SET PROBLEM. Some lines in the listing below may include the string "College". How many are there? Give only the number.
**********
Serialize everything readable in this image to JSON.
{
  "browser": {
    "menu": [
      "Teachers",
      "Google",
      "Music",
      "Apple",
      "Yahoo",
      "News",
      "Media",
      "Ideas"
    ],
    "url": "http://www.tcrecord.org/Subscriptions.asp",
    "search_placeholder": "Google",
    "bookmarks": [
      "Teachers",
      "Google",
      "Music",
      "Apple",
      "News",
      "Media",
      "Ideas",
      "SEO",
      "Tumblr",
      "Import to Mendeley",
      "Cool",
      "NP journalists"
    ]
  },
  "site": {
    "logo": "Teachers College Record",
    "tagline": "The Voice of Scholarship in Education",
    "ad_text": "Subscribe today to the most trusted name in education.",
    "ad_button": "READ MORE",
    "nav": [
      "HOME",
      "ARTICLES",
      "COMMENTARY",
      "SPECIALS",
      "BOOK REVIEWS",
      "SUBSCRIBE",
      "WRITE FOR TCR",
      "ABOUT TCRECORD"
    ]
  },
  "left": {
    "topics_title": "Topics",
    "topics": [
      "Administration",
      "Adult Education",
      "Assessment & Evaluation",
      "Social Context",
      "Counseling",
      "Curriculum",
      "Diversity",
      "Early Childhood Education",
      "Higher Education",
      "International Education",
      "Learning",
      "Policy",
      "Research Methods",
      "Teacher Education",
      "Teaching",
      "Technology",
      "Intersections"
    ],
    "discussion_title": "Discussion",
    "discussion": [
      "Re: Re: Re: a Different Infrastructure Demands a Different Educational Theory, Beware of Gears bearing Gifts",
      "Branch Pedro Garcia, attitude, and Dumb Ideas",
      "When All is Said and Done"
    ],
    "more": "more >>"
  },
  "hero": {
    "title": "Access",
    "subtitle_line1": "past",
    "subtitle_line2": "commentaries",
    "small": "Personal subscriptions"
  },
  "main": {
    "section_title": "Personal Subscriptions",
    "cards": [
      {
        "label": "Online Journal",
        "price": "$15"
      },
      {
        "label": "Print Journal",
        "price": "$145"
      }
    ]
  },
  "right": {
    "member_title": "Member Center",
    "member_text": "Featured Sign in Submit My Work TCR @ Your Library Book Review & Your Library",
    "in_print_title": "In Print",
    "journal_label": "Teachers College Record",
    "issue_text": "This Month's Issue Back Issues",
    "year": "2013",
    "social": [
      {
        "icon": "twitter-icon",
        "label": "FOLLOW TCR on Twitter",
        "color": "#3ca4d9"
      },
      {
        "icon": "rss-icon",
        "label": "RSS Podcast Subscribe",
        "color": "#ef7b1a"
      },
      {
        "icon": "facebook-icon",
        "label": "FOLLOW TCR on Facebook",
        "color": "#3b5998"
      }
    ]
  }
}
**********
EXERCISE ANSWER. 2